**WHAT THE EXERCISE ASKS**
Copy out all lines of the records in which the word "wound" appears.

**EXERCISE MATERIAL**
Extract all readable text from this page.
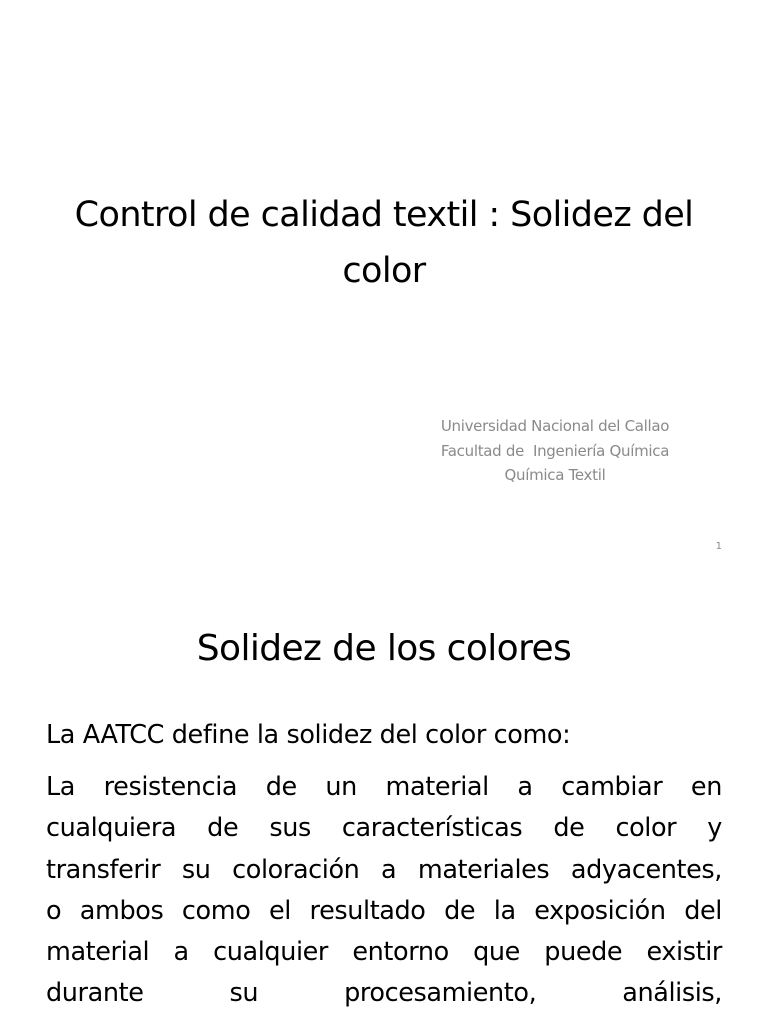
Control de calidad textil : Solidez del color
Universidad Nacional del Callao
Facultad de  Ingeniería Química
Química Textil
1
Solidez de los colores

La AATCC define la solidez del color como:

La resistencia de un material a cambiar en
cualquiera de sus características de color y
transferir su coloración a materiales adyacentes,
o ambos como el resultado de la exposición del
material a cualquier entorno que puede existir
durante su procesamiento, análisis,
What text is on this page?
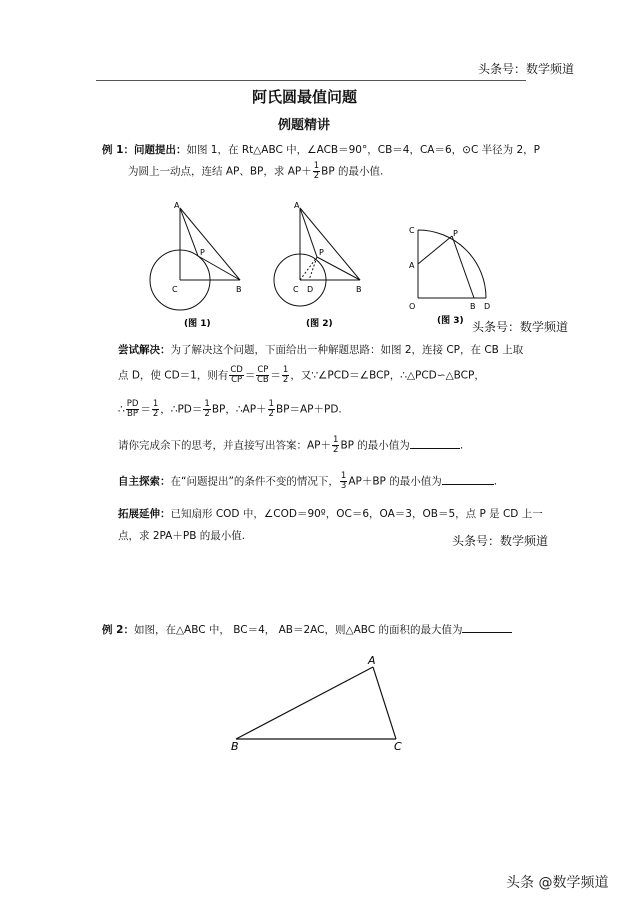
头条号：数学频道
阿氏圆最值问题
例题精讲
例 1：问题提出：如图 1，在 Rt△ABC 中，∠ACB＝90°，CB＝4，CA＝6，⊙C 半径为 2，P
为圆上一动点，连结 AP、BP，求 $AP+ \frac{1}{2}$ BP 的最小值.
A
P
C	B
(图 1)
A
P
C D	B
(图 2)
C	P
A
O	B D
(图 3) 头条号：数学频道
尝试解决：为了解决这个问题，下面给出一种解题思路：如图 2，连接 CP，在 CB 上取
点 D，使 CD＝1，则有 $\frac{CD}{CP} = \frac{CP}{CB} = \frac{1}{2}$ ，又∵∠PCD＝∠BCP，∴△PCD∽△BCP，
∴ $\frac{PD}{BP} = \frac{1}{2}$ ，∴PD＝ $\frac{1}{2}$ BP，∴AP＋ $\frac{1}{2} BP=AP+PD$.
请你完成余下的思考，并直接写出答案：$AP+ \frac{1}{2}$ BP 的最小值为	.
自主探索：在“问题提出”的条件不变的情况下， $\frac{1}{3} AP+BP$ 的最小值为	.
拓展延伸：已知扇形 COD 中，∠COD＝90º，OC＝6，OA＝3，OB＝5，点 P 是 CD 上一
点，求 2PA＋PB 的最小值.	头条号：数学频道
例 2：如图，在△ABC 中， BC＝4， AB＝2AC，则△ABC 的面积的最大值为
A
B	C
头条 @数学频道
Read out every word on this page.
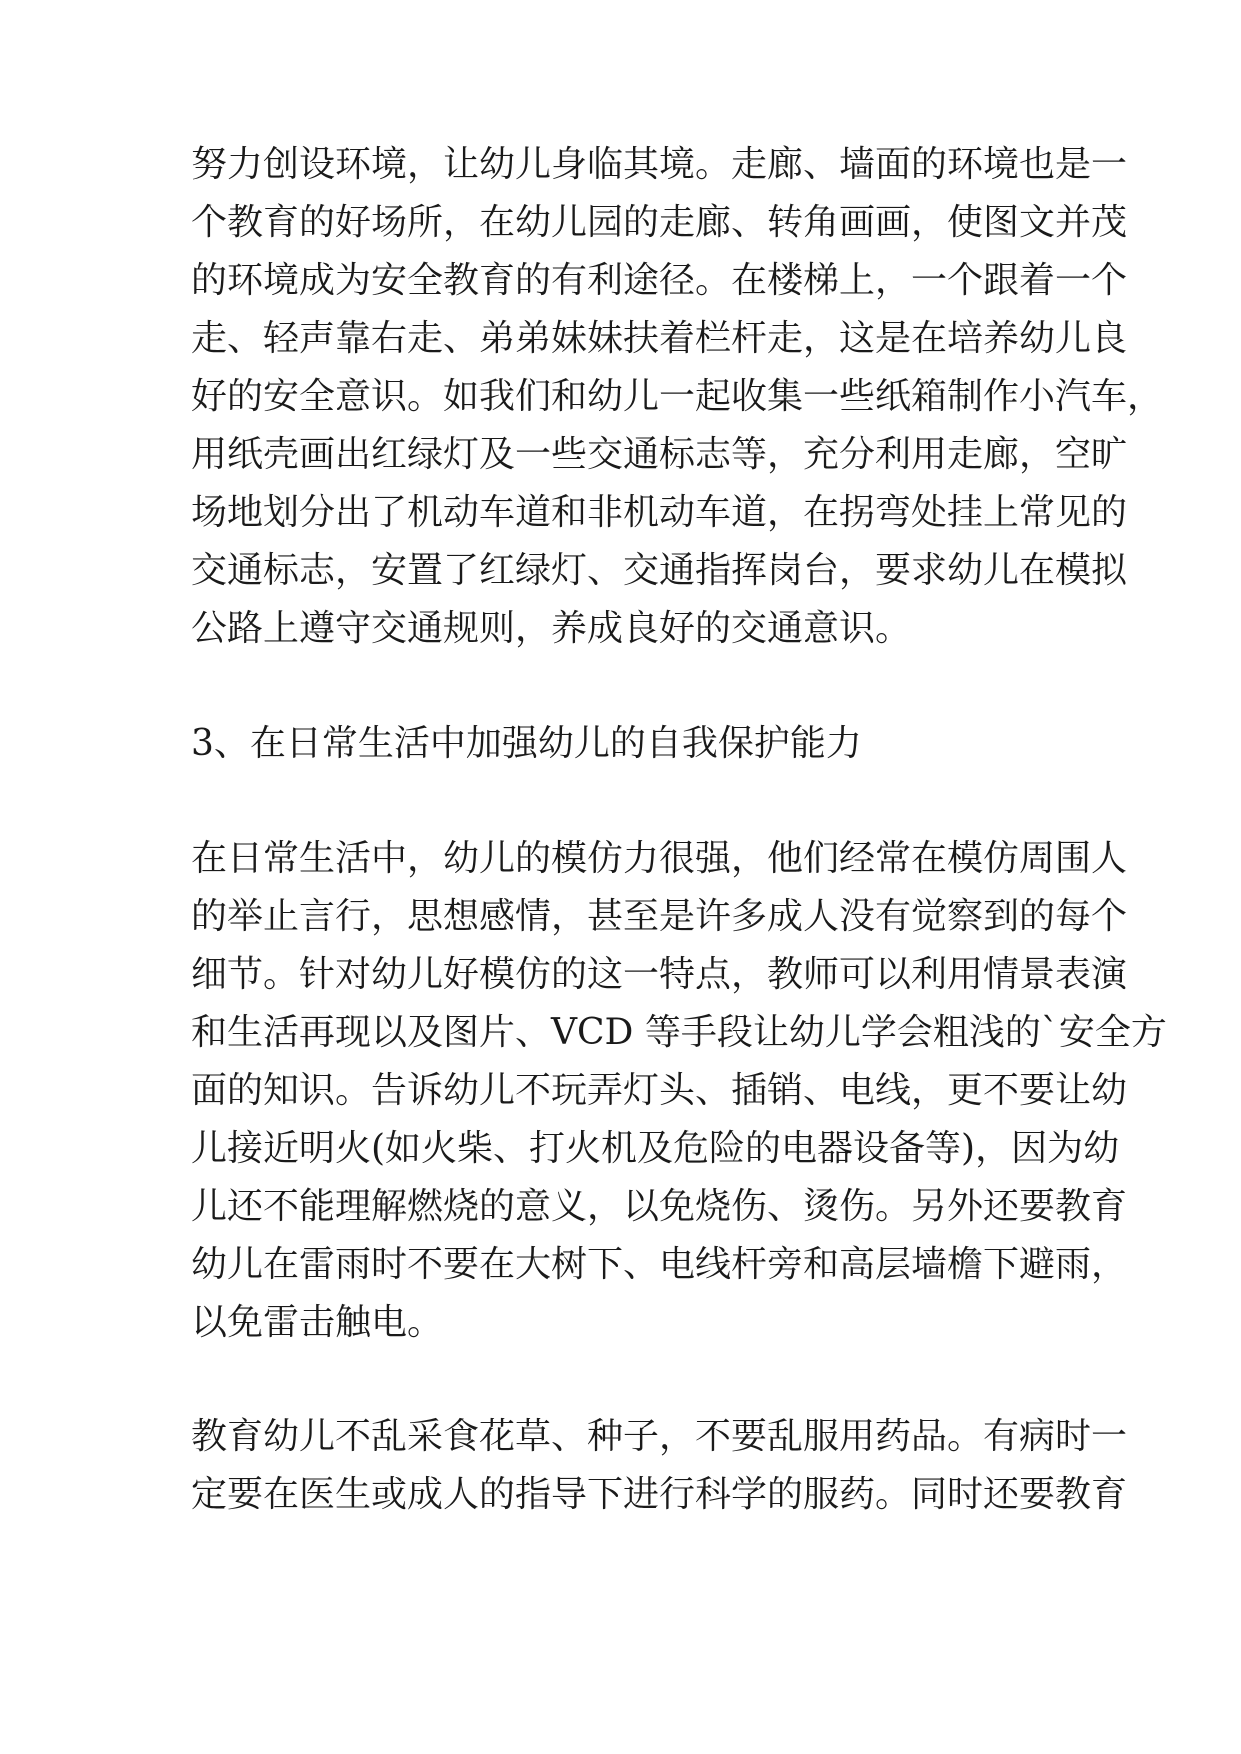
努力创设环境，让幼儿身临其境。走廊、墙面的环境也是一
个教育的好场所，在幼儿园的走廊、转角画画，使图文并茂
的环境成为安全教育的有利途径。在楼梯上，一个跟着一个
走、轻声靠右走、弟弟妹妹扶着栏杆走，这是在培养幼儿良
好的安全意识。如我们和幼儿一起收集一些纸箱制作小汽车，
用纸壳画出红绿灯及一些交通标志等，充分利用走廊，空旷
场地划分出了机动车道和非机动车道，在拐弯处挂上常见的
交通标志，安置了红绿灯、交通指挥岗台，要求幼儿在模拟
公路上遵守交通规则，养成良好的交通意识。
3、在日常生活中加强幼儿的自我保护能力
在日常生活中，幼儿的模仿力很强，他们经常在模仿周围人
的举止言行，思想感情，甚至是许多成人没有觉察到的每个
细节。针对幼儿好模仿的这一特点，教师可以利用情景表演
和生活再现以及图片、VCD 等手段让幼儿学会粗浅的`安全方
面的知识。告诉幼儿不玩弄灯头、插销、电线，更不要让幼
儿接近明火(如火柴、打火机及危险的电器设备等)，因为幼
儿还不能理解燃烧的意义，以免烧伤、烫伤。另外还要教育
幼儿在雷雨时不要在大树下、电线杆旁和高层墙檐下避雨，
以免雷击触电。
教育幼儿不乱采食花草、种子，不要乱服用药品。有病时一
定要在医生或成人的指导下进行科学的服药。同时还要教育
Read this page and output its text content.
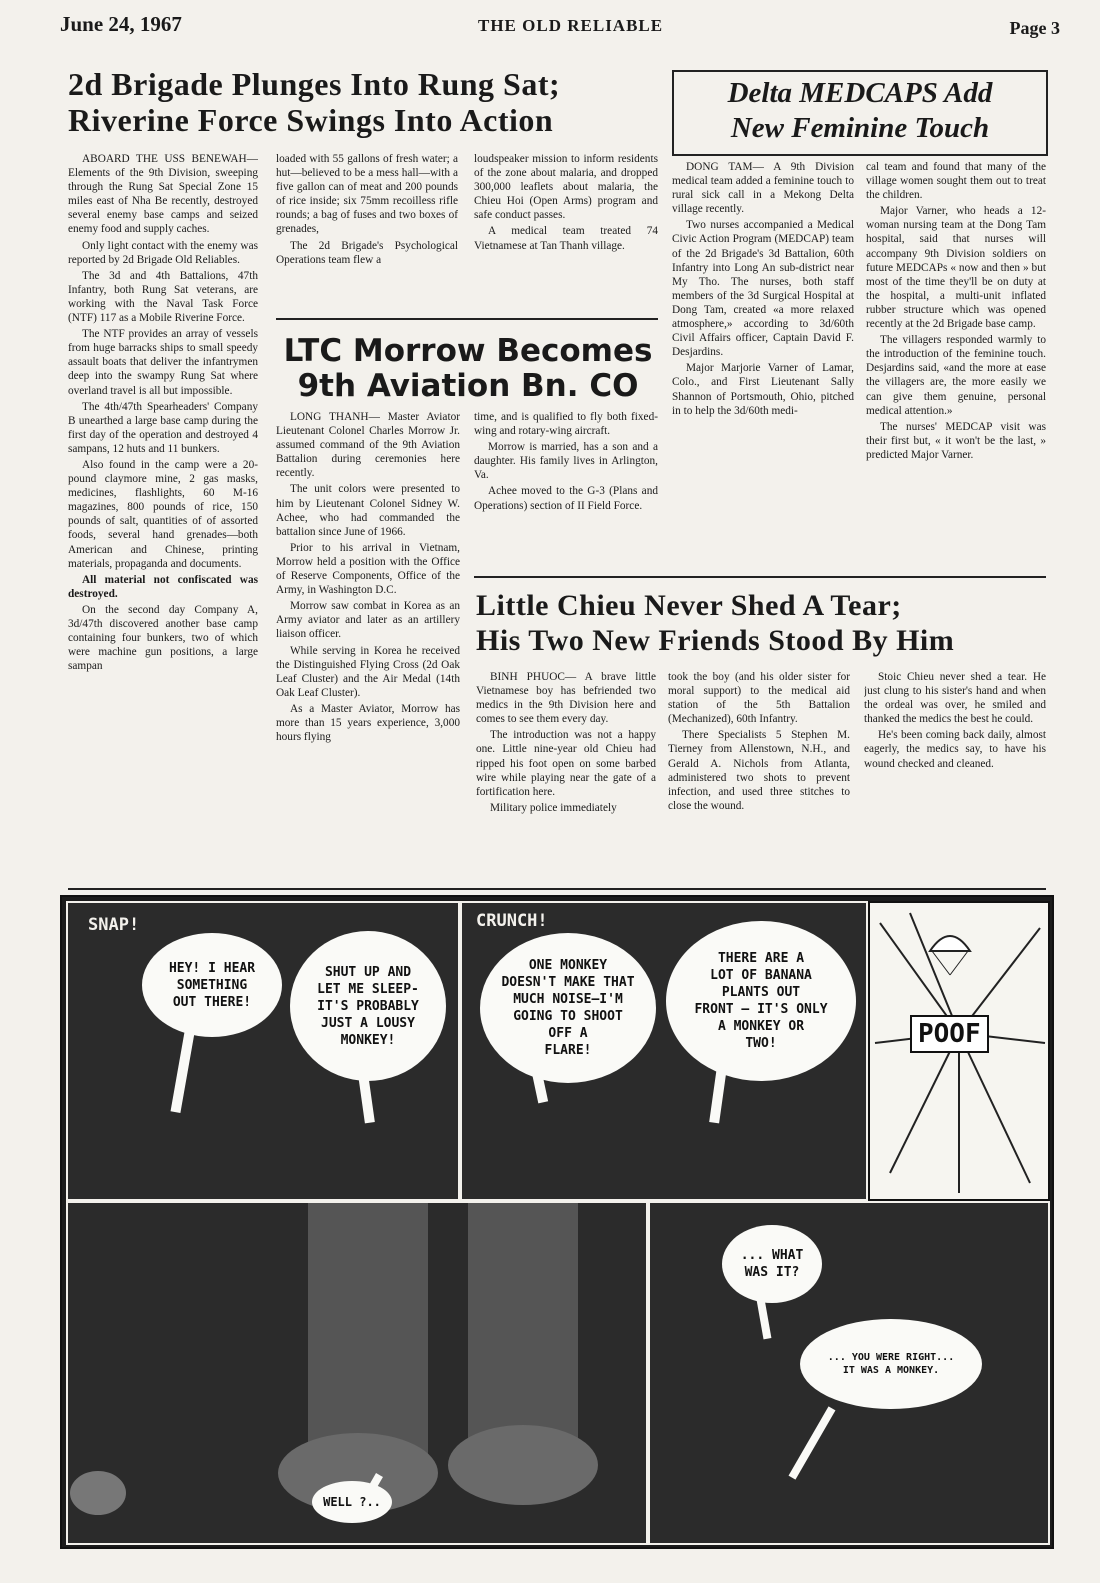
June 24, 1967	THE OLD RELIABLE	Page 3
2d Brigade Plunges Into Rung Sat;
Riverine Force Swings Into Action
Delta MEDCAPS Add
New Feminine Touch

ABOARD THE USS BENEWAH— Elements of the 9th Division, sweeping through the Rung Sat Special Zone 15 miles east of Nha Be recently, destroyed several enemy base camps and seized enemy food and supply caches.

Only light contact with the enemy was reported by 2d Brigade Old Reliables.

The 3d and 4th Battalions, 47th Infantry, both Rung Sat veterans, are working with the Naval Task Force (NTF) 117 as a Mobile Riverine Force.

The NTF provides an array of vessels from huge barracks ships to small speedy assault boats that deliver the infantrymen deep into the swampy Rung Sat where overland travel is all but impossible.

The 4th/47th Spearheaders' Company B unearthed a large base camp during the first day of the operation and destroyed 4 sampans, 12 huts and 11 bunkers.

Also found in the camp were a 20-pound claymore mine, 2 gas masks, medicines, flashlights, 60 M-16 magazines, 800 pounds of rice, 150 pounds of salt, quantities of of assorted foods, several hand grenades—both American and Chinese, printing materials, propaganda and documents.

All material not confiscated was destroyed.

On the second day Company A, 3d/47th discovered another base camp containing four bunkers, two of which were machine gun positions, a large sampan

loaded with 55 gallons of fresh water; a hut—believed to be a mess hall—with a five gallon can of meat and 200 pounds of rice inside; six 75mm recoilless rifle rounds; a bag of fuses and two boxes of grenades,

The 2d Brigade's Psychological Operations team flew a

loudspeaker mission to inform residents of the zone about malaria, and dropped 300,000 leaflets about malaria, the Chieu Hoi (Open Arms) program and safe conduct passes.

A medical team treated 74 Vietnamese at Tan Thanh village.

LTC Morrow Becomes
9th Aviation Bn. CO

LONG THANH— Master Aviator Lieutenant Colonel Charles Morrow Jr. assumed command of the 9th Aviation Battalion during ceremonies here recently.

The unit colors were presented to him by Lieutenant Colonel Sidney W. Achee, who had commanded the battalion since June of 1966.

Prior to his arrival in Vietnam, Morrow held a position with the Office of Reserve Components, Office of the Army, in Washington D.C.

Morrow saw combat in Korea as an Army aviator and later as an artillery liaison officer.

While serving in Korea he received the Distinguished Flying Cross (2d Oak Leaf Cluster) and the Air Medal (14th Oak Leaf Cluster).

As a Master Aviator, Morrow has more than 15 years experience, 3,000 hours flying

time, and is qualified to fly both fixed-wing and rotary-wing aircraft.

Morrow is married, has a son and a daughter. His family lives in Arlington, Va.

Achee moved to the G-3 (Plans and Operations) section of II Field Force.

DONG TAM— A 9th Division medical team added a feminine touch to rural sick call in a Mekong Delta village recently.

Two nurses accompanied a Medical Civic Action Program (MEDCAP) team of the 2d Brigade's 3d Battalion, 60th Infantry into Long An sub-district near My Tho. The nurses, both staff members of the 3d Surgical Hospital at Dong Tam, created «a more relaxed atmosphere,» according to 3d/60th Civil Affairs officer, Captain David F. Desjardins.

Major Marjorie Varner of Lamar, Colo., and First Lieutenant Sally Shannon of Portsmouth, Ohio, pitched in to help the 3d/60th medi-

cal team and found that many of the village women sought them out to treat the children.

Major Varner, who heads a 12-woman nursing team at the Dong Tam hospital, said that nurses will accompany 9th Division soldiers on future MEDCAPs « now and then » but most of the time they'll be on duty at the hospital, a multi-unit inflated rubber structure which was opened recently at the 2d Brigade base camp.

The villagers responded warmly to the introduction of the feminine touch. Desjardins said, «and the more at ease the villagers are, the more easily we can give them genuine, personal medical attention.»

The nurses' MEDCAP visit was their first but, « it won't be the last, » predicted Major Varner.

Little Chieu Never Shed A Tear;
His Two New Friends Stood By Him

BINH PHUOC— A brave little Vietnamese boy has befriended two medics in the 9th Division here and comes to see them every day.

The introduction was not a happy one. Little nine-year old Chieu had ripped his foot open on some barbed wire while playing near the gate of a fortification here.

Military police immediately

took the boy (and his older sister for moral support) to the medical aid station of the 5th Battalion (Mechanized), 60th Infantry.

There Specialists 5 Stephen M. Tierney from Allenstown, N.H., and Gerald A. Nichols from Atlanta, administered two shots to prevent infection, and used three stitches to close the wound.

Stoic Chieu never shed a tear. He just clung to his sister's hand and when the ordeal was over, he smiled and thanked the medics the best he could.

He's been coming back daily, almost eagerly, the medics say, to have his wound checked and cleaned.

SNAP!
HEY! I HEAR
SOMETHING
OUT THERE!
SHUT UP AND
LET ME SLEEP-
IT'S PROBABLY
JUST A LOUSY
MONKEY!
CRUNCH!
ONE MONKEY
DOESN'T MAKE THAT
MUCH NOISE—I'M
GOING TO SHOOT
OFF A
FLARE!
THERE ARE A
LOT OF BANANA
PLANTS OUT
FRONT — IT'S ONLY
A MONKEY OR
TWO!	POOF
WELL ?..
... WHAT
WAS IT?
... YOU WERE RIGHT...
IT WAS A MONKEY.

**ANSWER TO THE PROBLEM**
There Specialists 5 Stephen M. Tierney from Allenstown, N.H., and Gerald A. Nichols from Atlanta, administered two shots to prevent infection, and used three stitches to close the wound.
He's been coming back daily, almost eagerly, the medics say, to have his wound checked and cleaned.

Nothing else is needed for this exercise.